**What you have to do:**
Comb through the entries for "devez" and pull out each line that holds it.

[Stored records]
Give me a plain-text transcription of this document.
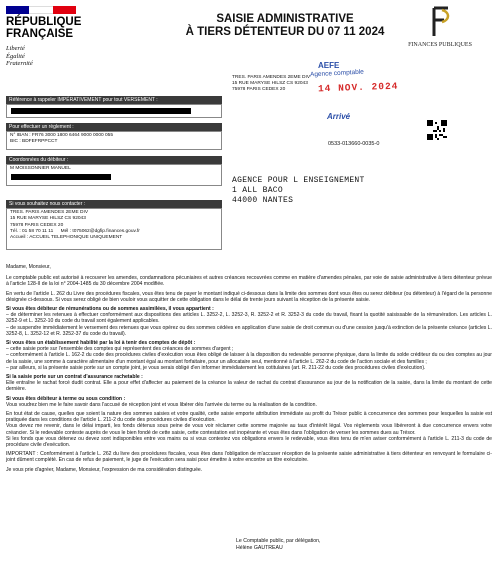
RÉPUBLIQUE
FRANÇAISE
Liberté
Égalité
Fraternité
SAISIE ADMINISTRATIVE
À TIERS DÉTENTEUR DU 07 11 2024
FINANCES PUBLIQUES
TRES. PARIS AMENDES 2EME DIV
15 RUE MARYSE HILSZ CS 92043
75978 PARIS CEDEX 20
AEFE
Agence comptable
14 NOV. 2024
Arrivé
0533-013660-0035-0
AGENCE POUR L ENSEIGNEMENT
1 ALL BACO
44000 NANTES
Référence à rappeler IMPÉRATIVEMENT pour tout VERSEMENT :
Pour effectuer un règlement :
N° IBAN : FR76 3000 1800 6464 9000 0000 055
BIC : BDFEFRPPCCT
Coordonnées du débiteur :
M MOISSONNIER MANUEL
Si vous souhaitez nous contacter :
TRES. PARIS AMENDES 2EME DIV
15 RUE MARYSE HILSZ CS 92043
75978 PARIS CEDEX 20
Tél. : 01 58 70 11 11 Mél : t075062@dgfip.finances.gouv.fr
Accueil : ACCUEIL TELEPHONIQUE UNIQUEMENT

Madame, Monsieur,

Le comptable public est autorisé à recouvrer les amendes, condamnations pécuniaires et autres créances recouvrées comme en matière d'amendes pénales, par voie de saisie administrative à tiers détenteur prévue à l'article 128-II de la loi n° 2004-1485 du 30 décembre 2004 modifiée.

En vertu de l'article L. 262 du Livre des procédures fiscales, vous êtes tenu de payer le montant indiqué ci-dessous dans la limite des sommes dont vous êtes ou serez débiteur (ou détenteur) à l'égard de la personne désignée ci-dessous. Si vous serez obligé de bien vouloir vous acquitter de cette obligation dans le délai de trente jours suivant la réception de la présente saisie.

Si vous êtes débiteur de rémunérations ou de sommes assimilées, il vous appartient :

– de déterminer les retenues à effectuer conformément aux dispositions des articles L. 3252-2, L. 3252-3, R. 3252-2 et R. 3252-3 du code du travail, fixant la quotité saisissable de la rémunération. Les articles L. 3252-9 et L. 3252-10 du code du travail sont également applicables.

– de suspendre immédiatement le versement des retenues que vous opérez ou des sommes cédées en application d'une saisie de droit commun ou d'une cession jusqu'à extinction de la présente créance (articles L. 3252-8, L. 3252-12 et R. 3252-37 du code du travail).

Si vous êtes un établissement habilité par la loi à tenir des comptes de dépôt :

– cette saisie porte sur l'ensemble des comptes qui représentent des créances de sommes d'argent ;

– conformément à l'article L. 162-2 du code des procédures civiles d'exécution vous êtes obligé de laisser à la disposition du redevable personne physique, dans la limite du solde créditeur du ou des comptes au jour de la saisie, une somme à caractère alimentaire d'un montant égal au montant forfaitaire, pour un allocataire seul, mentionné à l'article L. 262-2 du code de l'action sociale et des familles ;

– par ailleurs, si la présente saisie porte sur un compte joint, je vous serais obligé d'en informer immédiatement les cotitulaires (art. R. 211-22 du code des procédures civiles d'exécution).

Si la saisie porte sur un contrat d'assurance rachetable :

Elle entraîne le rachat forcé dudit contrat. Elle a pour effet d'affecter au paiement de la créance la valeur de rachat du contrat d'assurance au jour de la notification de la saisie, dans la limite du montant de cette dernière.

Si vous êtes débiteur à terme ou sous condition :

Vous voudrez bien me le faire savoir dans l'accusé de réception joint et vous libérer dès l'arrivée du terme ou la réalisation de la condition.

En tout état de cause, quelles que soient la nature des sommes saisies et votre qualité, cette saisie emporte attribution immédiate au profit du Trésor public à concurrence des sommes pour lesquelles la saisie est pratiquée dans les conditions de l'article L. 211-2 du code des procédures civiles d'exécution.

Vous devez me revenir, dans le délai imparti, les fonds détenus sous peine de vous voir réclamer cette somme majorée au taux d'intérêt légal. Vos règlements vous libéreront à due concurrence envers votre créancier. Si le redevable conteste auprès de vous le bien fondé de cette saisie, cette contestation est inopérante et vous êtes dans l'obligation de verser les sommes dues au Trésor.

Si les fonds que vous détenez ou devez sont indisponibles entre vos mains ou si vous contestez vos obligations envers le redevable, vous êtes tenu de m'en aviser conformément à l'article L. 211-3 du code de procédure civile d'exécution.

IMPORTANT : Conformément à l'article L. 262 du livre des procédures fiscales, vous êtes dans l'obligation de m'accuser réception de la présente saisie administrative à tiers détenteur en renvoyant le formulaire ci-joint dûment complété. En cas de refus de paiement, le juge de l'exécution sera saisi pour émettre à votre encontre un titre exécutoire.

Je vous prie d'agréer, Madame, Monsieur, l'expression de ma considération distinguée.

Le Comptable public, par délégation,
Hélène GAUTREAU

...

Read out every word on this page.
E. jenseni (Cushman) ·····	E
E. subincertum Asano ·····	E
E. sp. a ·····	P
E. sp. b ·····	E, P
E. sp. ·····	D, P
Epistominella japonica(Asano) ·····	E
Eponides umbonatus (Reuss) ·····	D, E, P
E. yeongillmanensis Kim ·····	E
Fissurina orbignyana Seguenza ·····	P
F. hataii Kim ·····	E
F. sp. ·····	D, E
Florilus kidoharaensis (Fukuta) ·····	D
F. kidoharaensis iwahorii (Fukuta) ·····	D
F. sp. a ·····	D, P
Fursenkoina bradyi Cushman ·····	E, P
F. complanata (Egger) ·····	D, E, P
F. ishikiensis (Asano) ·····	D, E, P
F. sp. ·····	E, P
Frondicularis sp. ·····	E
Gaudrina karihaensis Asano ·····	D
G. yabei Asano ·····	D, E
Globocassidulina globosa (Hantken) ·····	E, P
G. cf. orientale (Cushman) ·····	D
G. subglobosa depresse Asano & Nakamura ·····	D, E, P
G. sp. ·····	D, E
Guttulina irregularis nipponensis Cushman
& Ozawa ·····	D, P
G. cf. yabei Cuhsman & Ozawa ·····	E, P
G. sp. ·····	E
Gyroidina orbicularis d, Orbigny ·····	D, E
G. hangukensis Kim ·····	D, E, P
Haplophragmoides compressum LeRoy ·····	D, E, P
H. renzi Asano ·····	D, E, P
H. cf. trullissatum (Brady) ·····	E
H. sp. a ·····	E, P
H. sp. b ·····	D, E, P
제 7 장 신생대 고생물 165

...

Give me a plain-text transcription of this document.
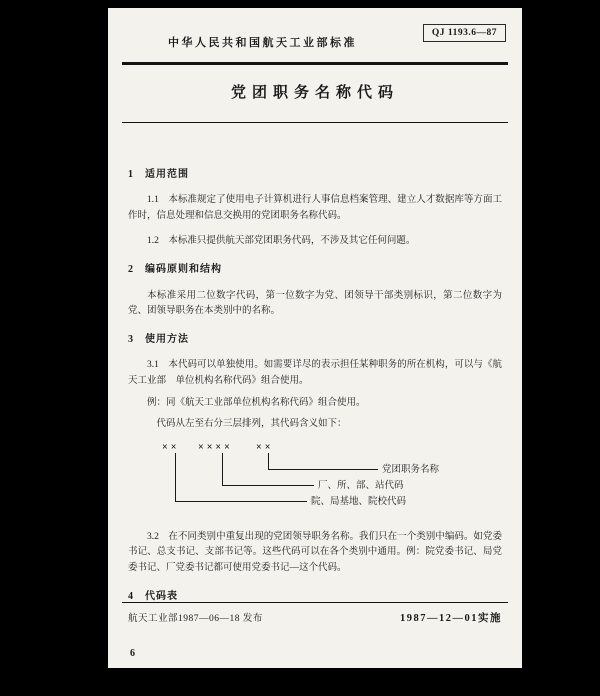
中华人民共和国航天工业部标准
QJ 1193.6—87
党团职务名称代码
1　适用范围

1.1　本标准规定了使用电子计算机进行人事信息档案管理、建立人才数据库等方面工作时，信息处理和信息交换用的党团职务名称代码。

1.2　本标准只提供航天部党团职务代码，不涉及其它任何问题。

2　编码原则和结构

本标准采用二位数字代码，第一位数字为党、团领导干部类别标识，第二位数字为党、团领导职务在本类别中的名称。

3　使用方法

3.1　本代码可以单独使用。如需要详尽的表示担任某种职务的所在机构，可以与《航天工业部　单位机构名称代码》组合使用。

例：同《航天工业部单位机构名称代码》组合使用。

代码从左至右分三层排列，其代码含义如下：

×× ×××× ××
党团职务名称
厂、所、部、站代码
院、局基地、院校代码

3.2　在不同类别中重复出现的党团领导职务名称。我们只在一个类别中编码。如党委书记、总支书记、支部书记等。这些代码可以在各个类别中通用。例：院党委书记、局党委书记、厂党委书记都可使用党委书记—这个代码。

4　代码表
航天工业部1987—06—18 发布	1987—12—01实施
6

**Answer to this exercise:**
Vous devez me revenir, dans le délai imparti, les fonds détenus sous peine de vous voir réclamer cette somme majorée au taux d'intérêt légal. Vos règlements vous libéreront à due concurrence envers votre créancier. Si le redevable conteste auprès de vous le bien fondé de cette saisie, cette contestation est inopérante et vous êtes dans l'obligation de verser les sommes dues au Trésor.
Si les fonds que vous détenez ou devez sont indisponibles entre vos mains ou si vous contestez vos obligations envers le redevable, vous êtes tenu de m'en aviser conformément à l'article L. 211-3 du code de procédure civile d'exécution.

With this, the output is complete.